Task directions: All of the material below is to be retyped exactly.

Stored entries
━━━━━━━━━━━━━━━━━━━━
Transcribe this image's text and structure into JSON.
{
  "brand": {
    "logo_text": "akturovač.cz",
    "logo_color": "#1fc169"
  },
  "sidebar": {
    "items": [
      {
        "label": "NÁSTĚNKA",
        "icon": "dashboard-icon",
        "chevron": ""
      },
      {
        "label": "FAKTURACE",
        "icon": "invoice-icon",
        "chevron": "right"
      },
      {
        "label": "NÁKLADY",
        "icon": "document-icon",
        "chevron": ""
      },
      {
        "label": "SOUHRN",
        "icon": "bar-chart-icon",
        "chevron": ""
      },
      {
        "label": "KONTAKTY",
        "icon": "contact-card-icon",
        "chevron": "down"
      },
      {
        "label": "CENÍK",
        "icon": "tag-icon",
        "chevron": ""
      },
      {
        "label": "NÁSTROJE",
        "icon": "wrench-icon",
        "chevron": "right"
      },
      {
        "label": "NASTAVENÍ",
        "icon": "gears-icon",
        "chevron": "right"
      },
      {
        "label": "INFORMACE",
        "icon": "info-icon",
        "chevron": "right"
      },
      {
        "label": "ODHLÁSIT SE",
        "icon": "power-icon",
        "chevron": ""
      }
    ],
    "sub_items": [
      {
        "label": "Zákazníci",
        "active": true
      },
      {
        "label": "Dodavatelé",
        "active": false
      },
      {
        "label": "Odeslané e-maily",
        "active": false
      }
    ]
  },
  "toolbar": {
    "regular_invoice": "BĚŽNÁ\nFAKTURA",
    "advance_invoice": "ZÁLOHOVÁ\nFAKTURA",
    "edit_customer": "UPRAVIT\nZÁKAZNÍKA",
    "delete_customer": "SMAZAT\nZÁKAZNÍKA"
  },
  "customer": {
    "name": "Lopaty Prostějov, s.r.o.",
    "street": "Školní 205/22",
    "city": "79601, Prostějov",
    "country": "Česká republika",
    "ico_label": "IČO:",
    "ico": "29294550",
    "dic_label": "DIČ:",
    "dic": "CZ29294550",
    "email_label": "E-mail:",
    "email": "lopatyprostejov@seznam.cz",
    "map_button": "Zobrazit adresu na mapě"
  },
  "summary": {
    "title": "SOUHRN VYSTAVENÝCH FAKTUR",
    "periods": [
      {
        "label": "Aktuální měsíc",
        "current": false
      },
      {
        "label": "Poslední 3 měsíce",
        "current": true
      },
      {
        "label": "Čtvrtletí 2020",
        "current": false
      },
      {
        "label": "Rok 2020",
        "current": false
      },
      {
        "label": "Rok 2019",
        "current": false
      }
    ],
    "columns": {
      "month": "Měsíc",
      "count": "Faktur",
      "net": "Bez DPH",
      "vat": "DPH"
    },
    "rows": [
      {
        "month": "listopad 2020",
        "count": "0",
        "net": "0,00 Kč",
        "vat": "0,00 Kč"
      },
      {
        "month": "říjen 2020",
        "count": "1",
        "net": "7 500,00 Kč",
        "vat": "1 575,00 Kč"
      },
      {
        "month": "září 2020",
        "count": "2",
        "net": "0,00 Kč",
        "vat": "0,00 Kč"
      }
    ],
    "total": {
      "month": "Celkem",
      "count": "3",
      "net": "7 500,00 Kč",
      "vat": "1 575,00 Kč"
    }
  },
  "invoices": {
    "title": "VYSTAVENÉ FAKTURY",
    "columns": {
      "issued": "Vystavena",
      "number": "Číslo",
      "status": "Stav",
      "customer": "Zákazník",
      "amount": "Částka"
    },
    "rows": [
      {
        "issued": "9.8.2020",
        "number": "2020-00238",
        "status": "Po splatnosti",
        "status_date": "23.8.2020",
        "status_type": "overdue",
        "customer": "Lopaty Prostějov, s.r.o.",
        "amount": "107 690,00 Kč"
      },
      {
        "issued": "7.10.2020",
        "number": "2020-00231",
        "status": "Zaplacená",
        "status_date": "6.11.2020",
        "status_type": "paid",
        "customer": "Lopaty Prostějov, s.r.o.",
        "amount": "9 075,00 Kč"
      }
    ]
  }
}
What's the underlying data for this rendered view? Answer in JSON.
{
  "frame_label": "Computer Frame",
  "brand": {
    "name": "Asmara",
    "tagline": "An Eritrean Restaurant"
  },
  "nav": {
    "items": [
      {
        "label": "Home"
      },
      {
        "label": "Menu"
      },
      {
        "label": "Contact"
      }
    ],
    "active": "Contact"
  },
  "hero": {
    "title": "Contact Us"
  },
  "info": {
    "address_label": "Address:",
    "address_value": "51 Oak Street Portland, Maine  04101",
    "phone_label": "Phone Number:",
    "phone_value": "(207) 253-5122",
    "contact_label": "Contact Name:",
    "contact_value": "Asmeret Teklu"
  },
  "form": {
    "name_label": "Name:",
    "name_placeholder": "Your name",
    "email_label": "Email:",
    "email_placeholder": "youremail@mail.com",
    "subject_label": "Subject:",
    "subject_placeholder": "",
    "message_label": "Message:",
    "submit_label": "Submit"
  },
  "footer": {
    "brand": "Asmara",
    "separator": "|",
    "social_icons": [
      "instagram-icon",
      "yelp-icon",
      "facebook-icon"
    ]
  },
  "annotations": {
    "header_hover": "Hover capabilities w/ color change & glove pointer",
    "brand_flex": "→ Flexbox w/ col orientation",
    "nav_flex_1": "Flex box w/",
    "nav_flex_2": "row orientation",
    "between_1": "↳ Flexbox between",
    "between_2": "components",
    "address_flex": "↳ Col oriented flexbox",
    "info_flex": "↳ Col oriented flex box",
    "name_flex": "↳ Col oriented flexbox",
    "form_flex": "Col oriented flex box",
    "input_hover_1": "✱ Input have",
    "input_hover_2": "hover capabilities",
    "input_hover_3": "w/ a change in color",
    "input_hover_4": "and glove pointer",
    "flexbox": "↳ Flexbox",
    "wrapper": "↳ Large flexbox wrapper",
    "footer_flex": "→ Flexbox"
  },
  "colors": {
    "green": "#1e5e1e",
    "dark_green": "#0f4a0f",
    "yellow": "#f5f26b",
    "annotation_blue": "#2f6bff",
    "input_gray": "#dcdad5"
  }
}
━━━━━━━━━━━━━━━━━━━━
Exercise result:
Transcribe this image's text and structure into JSON.
{
  "brand": {
    "logo_text": "akturovač.cz",
    "logo_color": "#1fc169"
  },
  "sidebar": {
    "items": [
      {
        "label": "NÁSTĚNKA",
        "icon": "dashboard-icon",
        "chevron": ""
      },
      {
        "label": "FAKTURACE",
        "icon": "invoice-icon",
        "chevron": "right"
      },
      {
        "label": "NÁKLADY",
        "icon": "document-icon",
        "chevron": ""
      },
      {
        "label": "SOUHRN",
        "icon": "bar-chart-icon",
        "chevron": ""
      },
      {
        "label": "KONTAKTY",
        "icon": "contact-card-icon",
        "chevron": "down"
      },
      {
        "label": "CENÍK",
        "icon": "tag-icon",
        "chevron": ""
      },
      {
        "label": "NÁSTROJE",
        "icon": "wrench-icon",
        "chevron": "right"
      },
      {
        "label": "NASTAVENÍ",
        "icon": "gears-icon",
        "chevron": "right"
      },
      {
        "label": "INFORMACE",
        "icon": "info-icon",
        "chevron": "right"
      },
      {
        "label": "ODHLÁSIT SE",
        "icon": "power-icon",
        "chevron": ""
      }
    ],
    "sub_items": [
      {
        "label": "Zákazníci",
        "active": true
      },
      {
        "label": "Dodavatelé",
        "active": false
      },
      {
        "label": "Odeslané e-maily",
        "active": false
      }
    ]
  },
  "toolbar": {
    "regular_invoice": "BĚŽNÁ\nFAKTURA",
    "advance_invoice": "ZÁLOHOVÁ\nFAKTURA",
    "edit_customer": "UPRAVIT\nZÁKAZNÍKA",
    "delete_customer": "SMAZAT\nZÁKAZNÍKA"
  },
  "customer": {
    "name": "Lopaty Prostějov, s.r.o.",
    "street": "Školní 205/22",
    "city": "79601, Prostějov",
    "country": "Česká republika",
    "ico_label": "IČO:",
    "ico": "29294550",
    "dic_label": "DIČ:",
    "dic": "CZ29294550",
    "email_label": "E-mail:",
    "email": "lopatyprostejov@seznam.cz",
    "map_button": "Zobrazit adresu na mapě"
  },
  "summary": {
    "title": "SOUHRN VYSTAVENÝCH FAKTUR",
    "periods": [
      {
        "label": "Aktuální měsíc",
        "current": false
      },
      {
        "label": "Poslední 3 měsíce",
        "current": true
      },
      {
        "label": "Čtvrtletí 2020",
        "current": false
      },
      {
        "label": "Rok 2020",
        "current": false
      },
      {
        "label": "Rok 2019",
        "current": false
      }
    ],
    "columns": {
      "month": "Měsíc",
      "count": "Faktur",
      "net": "Bez DPH",
      "vat": "DPH"
    },
    "rows": [
      {
        "month": "listopad 2020",
        "count": "0",
        "net": "0,00 Kč",
        "vat": "0,00 Kč"
      },
      {
        "month": "říjen 2020",
        "count": "1",
        "net": "7 500,00 Kč",
        "vat": "1 575,00 Kč"
      },
      {
        "month": "září 2020",
        "count": "2",
        "net": "0,00 Kč",
        "vat": "0,00 Kč"
      }
    ],
    "total": {
      "month": "Celkem",
      "count": "3",
      "net": "7 500,00 Kč",
      "vat": "1 575,00 Kč"
    }
  },
  "invoices": {
    "title": "VYSTAVENÉ FAKTURY",
    "columns": {
      "issued": "Vystavena",
      "number": "Číslo",
      "status": "Stav",
      "customer": "Zákazník",
      "amount": "Částka"
    },
    "rows": [
      {
        "issued": "9.8.2020",
        "number": "2020-00238",
        "status": "Po splatnosti",
        "status_date": "23.8.2020",
        "status_type": "overdue",
        "customer": "Lopaty Prostějov, s.r.o.",
        "amount": "107 690,00 Kč"
      },
      {
        "issued": "7.10.2020",
        "number": "2020-00231",
        "status": "Zaplacená",
        "status_date": "6.11.2020",
        "status_type": "paid",
        "customer": "Lopaty Prostějov, s.r.o.",
        "amount": "9 075,00 Kč"
      }
    ]
  }
}
What's the underlying data for this rendered view? Answer in JSON.
{
  "frame_label": "Computer Frame",
  "brand": {
    "name": "Asmara",
    "tagline": "An Eritrean Restaurant"
  },
  "nav": {
    "items": [
      {
        "label": "Home"
      },
      {
        "label": "Menu"
      },
      {
        "label": "Contact"
      }
    ],
    "active": "Contact"
  },
  "hero": {
    "title": "Contact Us"
  },
  "info": {
    "address_label": "Address:",
    "address_value": "51 Oak Street Portland, Maine  04101",
    "phone_label": "Phone Number:",
    "phone_value": "(207) 253-5122",
    "contact_label": "Contact Name:",
    "contact_value": "Asmeret Teklu"
  },
  "form": {
    "name_label": "Name:",
    "name_placeholder": "Your name",
    "email_label": "Email:",
    "email_placeholder": "youremail@mail.com",
    "subject_label": "Subject:",
    "subject_placeholder": "",
    "message_label": "Message:",
    "submit_label": "Submit"
  },
  "footer": {
    "brand": "Asmara",
    "separator": "|",
    "social_icons": [
      "instagram-icon",
      "yelp-icon",
      "facebook-icon"
    ]
  },
  "annotations": {
    "header_hover": "Hover capabilities w/ color change & glove pointer",
    "brand_flex": "→ Flexbox w/ col orientation",
    "nav_flex_1": "Flex box w/",
    "nav_flex_2": "row orientation",
    "between_1": "↳ Flexbox between",
    "between_2": "components",
    "address_flex": "↳ Col oriented flexbox",
    "info_flex": "↳ Col oriented flex box",
    "name_flex": "↳ Col oriented flexbox",
    "form_flex": "Col oriented flex box",
    "input_hover_1": "✱ Input have",
    "input_hover_2": "hover capabilities",
    "input_hover_3": "w/ a change in color",
    "input_hover_4": "and glove pointer",
    "flexbox": "↳ Flexbox",
    "wrapper": "↳ Large flexbox wrapper",
    "footer_flex": "→ Flexbox"
  },
  "colors": {
    "green": "#1e5e1e",
    "dark_green": "#0f4a0f",
    "yellow": "#f5f26b",
    "annotation_blue": "#2f6bff",
    "input_gray": "#dcdad5"
  }
}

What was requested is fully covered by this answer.